| AIM OF THE EXERCISE |
Pull out every line from the listing that has the word "JSON".
--- begin ---
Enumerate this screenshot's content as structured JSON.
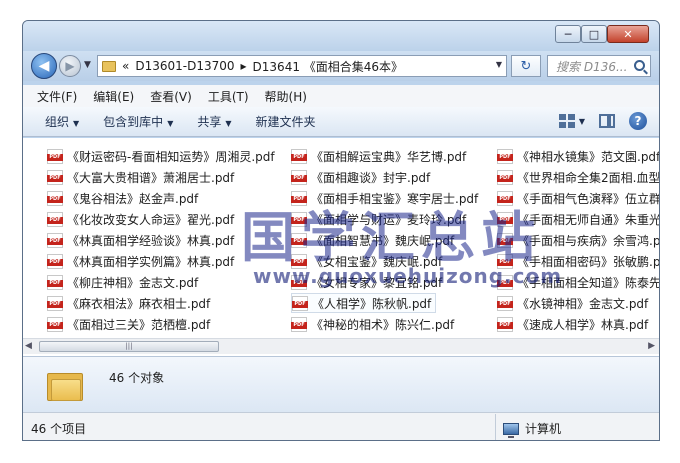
{
  "window": {
    "controls": {
      "minimize": "─",
      "maximize": "□",
      "close": "✕"
    }
  },
  "nav": {
    "back": "◀",
    "forward": "▶",
    "breadcrumb": [
      "«",
      "D13601-D13700",
      "▸",
      "D13641 《面相合集46本》"
    ],
    "refresh": "↻",
    "search_placeholder": "搜索 D136..."
  },
  "menu": [
    "文件(F)",
    "编辑(E)",
    "查看(V)",
    "工具(T)",
    "帮助(H)"
  ],
  "toolbar": {
    "organize": "组织",
    "include_library": "包含到库中",
    "share": "共享",
    "new_folder": "新建文件夹",
    "help": "?"
  },
  "files": [
    [
      "《财运密码-看面相知运势》周湘灵.pdf",
      "《大富大贵相谱》萧湘居士.pdf",
      "《鬼谷相法》赵金声.pdf",
      "《化妆改变女人命运》翟光.pdf",
      "《林真面相学经验谈》林真.pdf",
      "《林真面相学实例篇》林真.pdf",
      "《柳庄神相》金志文.pdf",
      "《麻衣相法》麻衣相士.pdf",
      "《面相过三关》范栖檀.pdf"
    ],
    [
      "《面相解运宝典》华艺博.pdf",
      "《面相趣谈》封宇.pdf",
      "《面相手相宝鉴》寒宇居士.pdf",
      "《面相学与财运》麦玲玲.pdf",
      "《面相智慧书》魏庆岷.pdf",
      "《女相宝鉴》魏庆岷.pdf",
      "《女相专家》黎宜铭.pdf",
      "《人相学》陈秋帆.pdf",
      "《神秘的相术》陈兴仁.pdf"
    ],
    [
      "《神相水镜集》范文園.pdf",
      "《世界相命全集2面相.血型》",
      "《手面相气色演释》伍立群",
      "《手面相无师自通》朱重光",
      "《手面相与疾病》余雪鸿.pdf",
      "《手相面相密码》张敏鹏.pdf",
      "《手相面相全知道》陈泰先",
      "《水镜神相》金志文.pdf",
      "《速成人相学》林真.pdf"
    ]
  ],
  "watermark": {
    "title": "国学汇总站",
    "url": "www.guoxuehuizong.com"
  },
  "scrollbar": {
    "left": "◀",
    "right": "▶",
    "grip": "|||"
  },
  "details": {
    "count": "46 个对象"
  },
  "status": {
    "items": "46 个项目",
    "location": "计算机"
  }
}
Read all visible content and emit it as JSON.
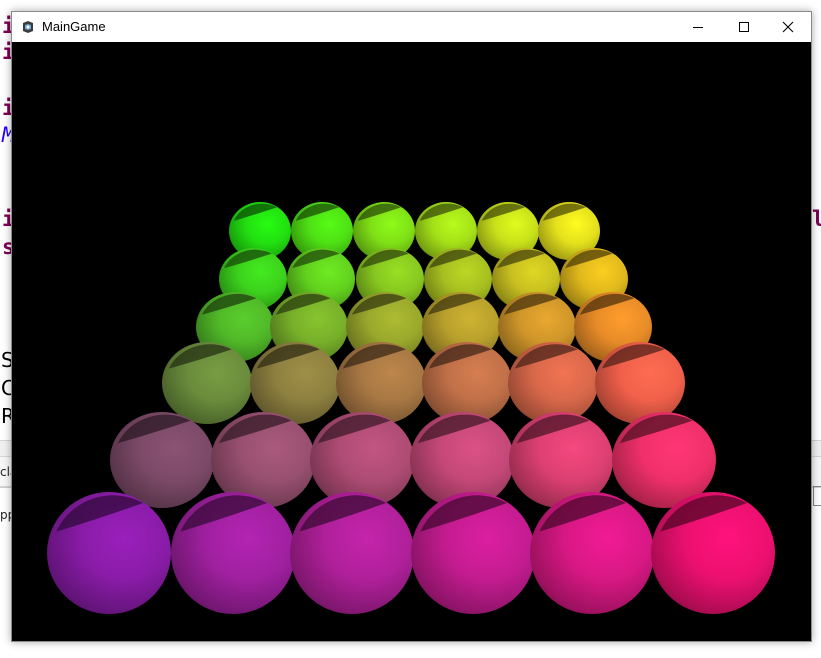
--- end ---
| OUTPUT OF THE EXERCISE |
Enumerate this screenshot's content as structured JSON.
Read all visible content and emit it as JSON.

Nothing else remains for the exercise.